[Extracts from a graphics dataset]
= = = = =

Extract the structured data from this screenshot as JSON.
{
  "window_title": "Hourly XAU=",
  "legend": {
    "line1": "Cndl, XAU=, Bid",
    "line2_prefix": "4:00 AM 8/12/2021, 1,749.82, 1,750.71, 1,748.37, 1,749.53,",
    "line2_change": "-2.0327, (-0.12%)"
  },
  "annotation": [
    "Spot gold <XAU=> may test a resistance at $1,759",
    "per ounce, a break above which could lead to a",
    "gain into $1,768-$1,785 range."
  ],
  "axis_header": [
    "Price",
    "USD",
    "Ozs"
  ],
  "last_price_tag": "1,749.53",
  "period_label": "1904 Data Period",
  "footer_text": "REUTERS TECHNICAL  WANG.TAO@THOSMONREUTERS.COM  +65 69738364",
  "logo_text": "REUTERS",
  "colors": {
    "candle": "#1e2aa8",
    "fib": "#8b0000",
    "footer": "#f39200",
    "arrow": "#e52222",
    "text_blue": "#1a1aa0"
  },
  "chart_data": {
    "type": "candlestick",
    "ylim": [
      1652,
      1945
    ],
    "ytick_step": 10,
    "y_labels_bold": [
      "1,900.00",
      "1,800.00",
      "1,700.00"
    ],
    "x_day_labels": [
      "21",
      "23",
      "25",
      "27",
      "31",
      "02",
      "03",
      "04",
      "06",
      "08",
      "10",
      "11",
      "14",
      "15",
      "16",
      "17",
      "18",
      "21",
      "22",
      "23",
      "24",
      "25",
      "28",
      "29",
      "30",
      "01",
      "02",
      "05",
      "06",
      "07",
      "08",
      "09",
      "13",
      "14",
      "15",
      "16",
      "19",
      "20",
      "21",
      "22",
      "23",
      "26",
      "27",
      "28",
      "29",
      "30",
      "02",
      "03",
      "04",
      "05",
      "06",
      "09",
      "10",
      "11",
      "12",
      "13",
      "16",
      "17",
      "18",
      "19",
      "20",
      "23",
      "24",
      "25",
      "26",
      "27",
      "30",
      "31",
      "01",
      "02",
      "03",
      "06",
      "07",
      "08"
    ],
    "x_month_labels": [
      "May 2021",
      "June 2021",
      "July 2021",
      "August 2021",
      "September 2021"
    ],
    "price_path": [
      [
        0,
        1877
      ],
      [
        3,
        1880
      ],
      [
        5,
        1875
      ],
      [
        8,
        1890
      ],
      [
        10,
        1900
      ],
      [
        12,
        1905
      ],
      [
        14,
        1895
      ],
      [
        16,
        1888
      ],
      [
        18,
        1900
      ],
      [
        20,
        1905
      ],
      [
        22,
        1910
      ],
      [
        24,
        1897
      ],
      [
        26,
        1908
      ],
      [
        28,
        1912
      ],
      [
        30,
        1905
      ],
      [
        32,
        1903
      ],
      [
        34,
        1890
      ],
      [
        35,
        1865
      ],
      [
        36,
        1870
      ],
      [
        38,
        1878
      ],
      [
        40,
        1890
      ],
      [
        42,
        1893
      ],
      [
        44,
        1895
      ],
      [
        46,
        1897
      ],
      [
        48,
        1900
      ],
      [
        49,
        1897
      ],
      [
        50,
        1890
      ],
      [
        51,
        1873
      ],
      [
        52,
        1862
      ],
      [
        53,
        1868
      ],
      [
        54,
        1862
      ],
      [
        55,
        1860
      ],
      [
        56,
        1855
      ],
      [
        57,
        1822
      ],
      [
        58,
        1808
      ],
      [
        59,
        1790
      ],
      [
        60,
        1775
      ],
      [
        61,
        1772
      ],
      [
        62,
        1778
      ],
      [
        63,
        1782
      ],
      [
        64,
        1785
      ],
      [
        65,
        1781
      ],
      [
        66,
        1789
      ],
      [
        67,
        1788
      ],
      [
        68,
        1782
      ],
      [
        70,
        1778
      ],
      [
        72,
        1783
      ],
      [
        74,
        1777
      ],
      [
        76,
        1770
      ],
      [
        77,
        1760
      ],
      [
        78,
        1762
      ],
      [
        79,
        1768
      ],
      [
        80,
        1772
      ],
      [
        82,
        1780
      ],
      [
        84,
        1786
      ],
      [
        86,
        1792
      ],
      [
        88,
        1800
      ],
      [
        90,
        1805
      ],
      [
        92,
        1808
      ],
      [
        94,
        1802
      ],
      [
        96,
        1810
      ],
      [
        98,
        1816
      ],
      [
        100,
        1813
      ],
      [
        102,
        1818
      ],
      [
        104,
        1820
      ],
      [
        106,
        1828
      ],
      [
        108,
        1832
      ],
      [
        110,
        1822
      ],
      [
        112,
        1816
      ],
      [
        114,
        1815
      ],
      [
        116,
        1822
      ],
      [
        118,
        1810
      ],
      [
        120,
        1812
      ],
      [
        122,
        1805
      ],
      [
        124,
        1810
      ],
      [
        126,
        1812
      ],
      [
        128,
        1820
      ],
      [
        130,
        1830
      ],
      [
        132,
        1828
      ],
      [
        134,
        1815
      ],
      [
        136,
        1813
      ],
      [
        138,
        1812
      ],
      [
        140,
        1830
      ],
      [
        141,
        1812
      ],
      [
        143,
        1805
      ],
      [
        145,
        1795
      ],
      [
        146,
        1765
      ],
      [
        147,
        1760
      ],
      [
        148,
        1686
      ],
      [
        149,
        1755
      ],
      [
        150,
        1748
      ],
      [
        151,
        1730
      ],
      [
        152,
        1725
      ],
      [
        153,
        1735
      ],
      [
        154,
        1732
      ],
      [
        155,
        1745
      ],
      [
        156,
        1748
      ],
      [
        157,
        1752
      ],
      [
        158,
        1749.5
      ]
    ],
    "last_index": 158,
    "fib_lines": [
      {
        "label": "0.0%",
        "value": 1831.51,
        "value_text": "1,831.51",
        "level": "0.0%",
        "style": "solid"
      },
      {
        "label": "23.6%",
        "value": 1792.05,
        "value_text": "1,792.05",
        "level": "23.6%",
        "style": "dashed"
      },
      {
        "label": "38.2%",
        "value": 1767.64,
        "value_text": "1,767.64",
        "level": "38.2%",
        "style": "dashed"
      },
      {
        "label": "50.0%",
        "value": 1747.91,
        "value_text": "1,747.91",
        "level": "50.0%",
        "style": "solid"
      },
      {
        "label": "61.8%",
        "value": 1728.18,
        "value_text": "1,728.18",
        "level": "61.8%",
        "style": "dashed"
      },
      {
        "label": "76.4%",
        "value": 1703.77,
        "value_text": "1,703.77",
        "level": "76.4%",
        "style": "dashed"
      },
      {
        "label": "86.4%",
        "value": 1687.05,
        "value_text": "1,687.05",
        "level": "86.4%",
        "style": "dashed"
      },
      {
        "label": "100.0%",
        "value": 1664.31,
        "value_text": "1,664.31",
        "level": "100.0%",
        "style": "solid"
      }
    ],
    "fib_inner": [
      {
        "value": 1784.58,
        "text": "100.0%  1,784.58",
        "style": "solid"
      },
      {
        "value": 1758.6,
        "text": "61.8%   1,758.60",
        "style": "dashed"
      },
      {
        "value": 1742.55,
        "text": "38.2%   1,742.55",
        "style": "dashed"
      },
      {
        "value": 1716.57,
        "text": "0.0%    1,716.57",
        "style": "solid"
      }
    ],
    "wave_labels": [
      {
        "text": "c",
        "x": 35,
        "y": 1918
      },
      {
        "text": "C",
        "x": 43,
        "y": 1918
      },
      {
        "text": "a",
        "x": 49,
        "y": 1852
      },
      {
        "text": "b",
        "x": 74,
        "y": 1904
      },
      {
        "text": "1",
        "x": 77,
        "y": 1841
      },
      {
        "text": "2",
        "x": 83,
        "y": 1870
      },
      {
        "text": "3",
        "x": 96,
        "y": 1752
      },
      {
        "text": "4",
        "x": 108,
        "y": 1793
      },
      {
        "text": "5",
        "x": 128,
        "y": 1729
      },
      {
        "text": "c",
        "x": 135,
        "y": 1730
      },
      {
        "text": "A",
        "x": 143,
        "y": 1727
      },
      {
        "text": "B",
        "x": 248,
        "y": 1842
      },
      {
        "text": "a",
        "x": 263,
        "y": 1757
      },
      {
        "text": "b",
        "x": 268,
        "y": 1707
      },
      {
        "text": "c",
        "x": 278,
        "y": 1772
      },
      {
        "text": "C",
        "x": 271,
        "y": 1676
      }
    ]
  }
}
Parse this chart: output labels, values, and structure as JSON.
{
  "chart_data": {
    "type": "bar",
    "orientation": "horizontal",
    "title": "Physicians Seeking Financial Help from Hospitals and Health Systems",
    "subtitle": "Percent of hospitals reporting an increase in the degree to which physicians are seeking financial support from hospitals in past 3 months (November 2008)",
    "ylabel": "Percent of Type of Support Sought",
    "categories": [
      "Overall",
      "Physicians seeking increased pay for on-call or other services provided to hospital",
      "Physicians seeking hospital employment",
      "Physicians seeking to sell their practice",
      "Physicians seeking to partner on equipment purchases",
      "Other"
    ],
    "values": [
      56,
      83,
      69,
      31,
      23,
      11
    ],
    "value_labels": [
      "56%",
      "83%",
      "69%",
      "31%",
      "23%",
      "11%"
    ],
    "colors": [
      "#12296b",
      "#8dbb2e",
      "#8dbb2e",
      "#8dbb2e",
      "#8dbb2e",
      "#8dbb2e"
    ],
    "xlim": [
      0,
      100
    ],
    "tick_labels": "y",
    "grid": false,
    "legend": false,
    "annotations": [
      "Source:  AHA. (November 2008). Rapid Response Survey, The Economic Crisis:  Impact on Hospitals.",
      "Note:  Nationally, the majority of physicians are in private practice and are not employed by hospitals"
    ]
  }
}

= = = = =

• Exercise:
Give nothing but the number of lines containing the string "REUTERS".

• Final answer:
2